### Prompt
Print the entries below in their entirety, exactly as they are written.

------------------------------------------------

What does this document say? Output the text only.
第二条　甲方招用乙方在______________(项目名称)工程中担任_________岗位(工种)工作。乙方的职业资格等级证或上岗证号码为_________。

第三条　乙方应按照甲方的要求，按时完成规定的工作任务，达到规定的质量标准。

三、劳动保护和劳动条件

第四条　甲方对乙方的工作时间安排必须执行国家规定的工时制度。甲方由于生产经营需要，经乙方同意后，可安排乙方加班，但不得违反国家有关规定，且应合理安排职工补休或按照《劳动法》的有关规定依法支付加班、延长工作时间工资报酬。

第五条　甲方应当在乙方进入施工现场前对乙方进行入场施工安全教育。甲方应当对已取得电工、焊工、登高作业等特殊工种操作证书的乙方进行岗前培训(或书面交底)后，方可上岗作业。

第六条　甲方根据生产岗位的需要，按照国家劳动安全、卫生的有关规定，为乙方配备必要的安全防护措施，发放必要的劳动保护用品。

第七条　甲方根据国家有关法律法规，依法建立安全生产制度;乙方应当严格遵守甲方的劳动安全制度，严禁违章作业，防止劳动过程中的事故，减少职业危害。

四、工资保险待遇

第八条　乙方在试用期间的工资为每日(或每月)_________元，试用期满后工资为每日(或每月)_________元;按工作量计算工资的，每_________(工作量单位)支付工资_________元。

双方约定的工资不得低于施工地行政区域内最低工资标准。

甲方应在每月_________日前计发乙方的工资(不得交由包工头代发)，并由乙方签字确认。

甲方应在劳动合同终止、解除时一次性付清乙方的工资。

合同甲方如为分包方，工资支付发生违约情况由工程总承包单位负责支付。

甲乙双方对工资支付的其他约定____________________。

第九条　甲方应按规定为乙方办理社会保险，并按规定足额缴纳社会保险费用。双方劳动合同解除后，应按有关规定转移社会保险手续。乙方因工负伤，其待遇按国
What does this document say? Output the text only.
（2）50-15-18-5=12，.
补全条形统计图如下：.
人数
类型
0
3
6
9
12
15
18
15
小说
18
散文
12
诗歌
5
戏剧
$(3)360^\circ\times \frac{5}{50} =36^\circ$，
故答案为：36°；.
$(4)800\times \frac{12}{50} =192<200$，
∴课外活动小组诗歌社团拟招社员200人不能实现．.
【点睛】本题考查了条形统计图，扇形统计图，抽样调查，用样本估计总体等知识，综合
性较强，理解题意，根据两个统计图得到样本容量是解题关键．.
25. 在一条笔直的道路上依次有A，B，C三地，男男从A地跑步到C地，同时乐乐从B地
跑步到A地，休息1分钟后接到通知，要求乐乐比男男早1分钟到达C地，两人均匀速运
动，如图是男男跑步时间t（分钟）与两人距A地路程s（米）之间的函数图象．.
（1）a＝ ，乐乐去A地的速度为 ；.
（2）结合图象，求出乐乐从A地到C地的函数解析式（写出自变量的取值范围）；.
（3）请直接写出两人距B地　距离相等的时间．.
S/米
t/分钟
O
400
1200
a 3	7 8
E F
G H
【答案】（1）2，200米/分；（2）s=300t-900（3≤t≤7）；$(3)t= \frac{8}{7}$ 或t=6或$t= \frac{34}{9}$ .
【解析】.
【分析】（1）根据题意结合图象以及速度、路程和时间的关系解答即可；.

------------------------------------------------

### Result for this task
What does this document say? Output the text only.
第二条　甲方招用乙方在______________(项目名称)工程中担任_________岗位(工种)工作。乙方的职业资格等级证或上岗证号码为_________。

第三条　乙方应按照甲方的要求，按时完成规定的工作任务，达到规定的质量标准。

三、劳动保护和劳动条件

第四条　甲方对乙方的工作时间安排必须执行国家规定的工时制度。甲方由于生产经营需要，经乙方同意后，可安排乙方加班，但不得违反国家有关规定，且应合理安排职工补休或按照《劳动法》的有关规定依法支付加班、延长工作时间工资报酬。

第五条　甲方应当在乙方进入施工现场前对乙方进行入场施工安全教育。甲方应当对已取得电工、焊工、登高作业等特殊工种操作证书的乙方进行岗前培训(或书面交底)后，方可上岗作业。

第六条　甲方根据生产岗位的需要，按照国家劳动安全、卫生的有关规定，为乙方配备必要的安全防护措施，发放必要的劳动保护用品。

第七条　甲方根据国家有关法律法规，依法建立安全生产制度;乙方应当严格遵守甲方的劳动安全制度，严禁违章作业，防止劳动过程中的事故，减少职业危害。

四、工资保险待遇

第八条　乙方在试用期间的工资为每日(或每月)_________元，试用期满后工资为每日(或每月)_________元;按工作量计算工资的，每_________(工作量单位)支付工资_________元。

双方约定的工资不得低于施工地行政区域内最低工资标准。

甲方应在每月_________日前计发乙方的工资(不得交由包工头代发)，并由乙方签字确认。

甲方应在劳动合同终止、解除时一次性付清乙方的工资。

合同甲方如为分包方，工资支付发生违约情况由工程总承包单位负责支付。

甲乙双方对工资支付的其他约定____________________。

第九条　甲方应按规定为乙方办理社会保险，并按规定足额缴纳社会保险费用。双方劳动合同解除后，应按有关规定转移社会保险手续。乙方因工负伤，其待遇按国
What does this document say? Output the text only.
（2）50-15-18-5=12，.
补全条形统计图如下：.
人数
类型
0
3
6
9
12
15
18
15
小说
18
散文
12
诗歌
5
戏剧
$(3)360^\circ\times \frac{5}{50} =36^\circ$，
故答案为：36°；.
$(4)800\times \frac{12}{50} =192<200$，
∴课外活动小组诗歌社团拟招社员200人不能实现．.
【点睛】本题考查了条形统计图，扇形统计图，抽样调查，用样本估计总体等知识，综合
性较强，理解题意，根据两个统计图得到样本容量是解题关键．.
25. 在一条笔直的道路上依次有A，B，C三地，男男从A地跑步到C地，同时乐乐从B地
跑步到A地，休息1分钟后接到通知，要求乐乐比男男早1分钟到达C地，两人均匀速运
动，如图是男男跑步时间t（分钟）与两人距A地路程s（米）之间的函数图象．.
（1）a＝ ，乐乐去A地的速度为 ；.
（2）结合图象，求出乐乐从A地到C地的函数解析式（写出自变量的取值范围）；.
（3）请直接写出两人距B地　距离相等的时间．.
S/米
t/分钟
O
400
1200
a 3	7 8
E F
G H
【答案】（1）2，200米/分；（2）s=300t-900（3≤t≤7）；$(3)t= \frac{8}{7}$ 或t=6或$t= \frac{34}{9}$ .
【解析】.
【分析】（1）根据题意结合图象以及速度、路程和时间的关系解答即可；.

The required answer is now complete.